[Provided data]
◆ ◆ ◆ ◆

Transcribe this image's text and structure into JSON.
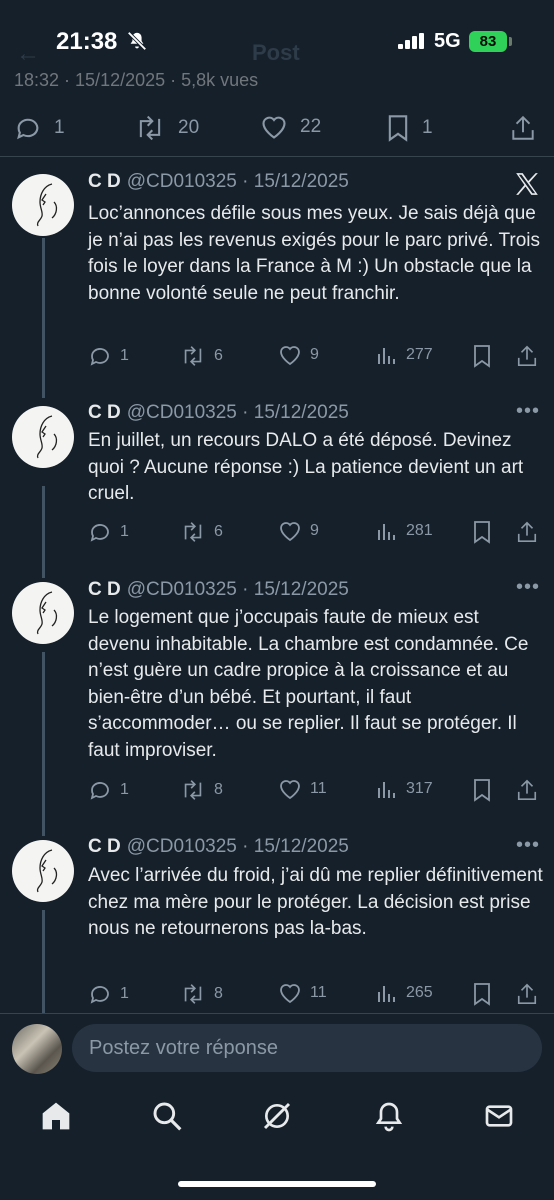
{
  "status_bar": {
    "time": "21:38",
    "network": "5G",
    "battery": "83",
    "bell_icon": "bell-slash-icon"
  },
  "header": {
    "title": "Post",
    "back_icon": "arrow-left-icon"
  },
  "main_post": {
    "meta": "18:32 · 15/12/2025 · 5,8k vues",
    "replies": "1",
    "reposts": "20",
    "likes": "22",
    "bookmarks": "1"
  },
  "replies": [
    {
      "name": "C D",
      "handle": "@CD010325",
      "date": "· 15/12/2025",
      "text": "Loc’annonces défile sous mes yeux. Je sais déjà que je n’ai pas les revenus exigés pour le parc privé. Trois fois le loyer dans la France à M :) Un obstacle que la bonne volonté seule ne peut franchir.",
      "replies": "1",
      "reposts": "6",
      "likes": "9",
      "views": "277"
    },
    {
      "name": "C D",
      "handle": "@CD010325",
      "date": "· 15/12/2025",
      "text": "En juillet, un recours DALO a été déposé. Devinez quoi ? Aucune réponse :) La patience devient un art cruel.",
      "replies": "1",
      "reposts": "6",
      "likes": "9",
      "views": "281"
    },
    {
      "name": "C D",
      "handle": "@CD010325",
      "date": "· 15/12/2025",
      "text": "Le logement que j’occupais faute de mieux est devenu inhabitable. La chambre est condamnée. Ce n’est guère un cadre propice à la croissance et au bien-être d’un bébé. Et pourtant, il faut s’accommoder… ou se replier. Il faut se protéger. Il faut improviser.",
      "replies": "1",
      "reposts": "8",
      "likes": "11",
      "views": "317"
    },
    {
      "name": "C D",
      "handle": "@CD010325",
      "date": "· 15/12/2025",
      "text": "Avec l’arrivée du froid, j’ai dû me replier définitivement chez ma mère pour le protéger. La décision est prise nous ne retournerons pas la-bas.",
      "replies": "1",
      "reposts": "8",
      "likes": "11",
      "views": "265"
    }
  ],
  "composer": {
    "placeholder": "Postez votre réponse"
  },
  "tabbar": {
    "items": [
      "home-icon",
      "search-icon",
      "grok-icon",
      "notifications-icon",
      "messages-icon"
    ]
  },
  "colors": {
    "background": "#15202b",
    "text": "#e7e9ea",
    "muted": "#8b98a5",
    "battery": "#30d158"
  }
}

◆ ◆ ◆ ◆

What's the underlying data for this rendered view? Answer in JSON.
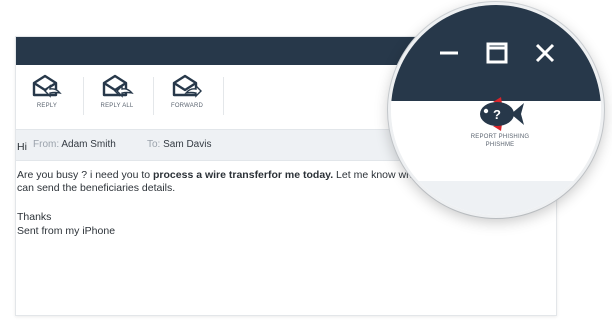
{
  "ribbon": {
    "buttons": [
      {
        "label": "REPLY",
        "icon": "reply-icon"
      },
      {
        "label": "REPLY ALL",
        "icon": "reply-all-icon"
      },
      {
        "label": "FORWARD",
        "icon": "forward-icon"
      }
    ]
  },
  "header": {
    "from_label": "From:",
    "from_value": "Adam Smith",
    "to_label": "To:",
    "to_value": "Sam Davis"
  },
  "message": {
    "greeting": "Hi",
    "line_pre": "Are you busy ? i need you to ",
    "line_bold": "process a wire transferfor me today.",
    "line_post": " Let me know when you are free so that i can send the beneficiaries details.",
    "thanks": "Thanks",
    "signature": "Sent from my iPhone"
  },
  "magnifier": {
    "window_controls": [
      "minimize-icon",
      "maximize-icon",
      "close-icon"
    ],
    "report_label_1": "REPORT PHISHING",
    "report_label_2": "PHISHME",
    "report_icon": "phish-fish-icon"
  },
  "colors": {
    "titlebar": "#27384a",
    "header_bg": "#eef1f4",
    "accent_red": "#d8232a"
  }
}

◆ ◆ ◆ ◆

[Instruction]
Show every line where the string "JSON" appears.

[Expected answer]
Transcribe this image's text and structure into JSON.
What's the underlying data for this rendered view? Answer in JSON.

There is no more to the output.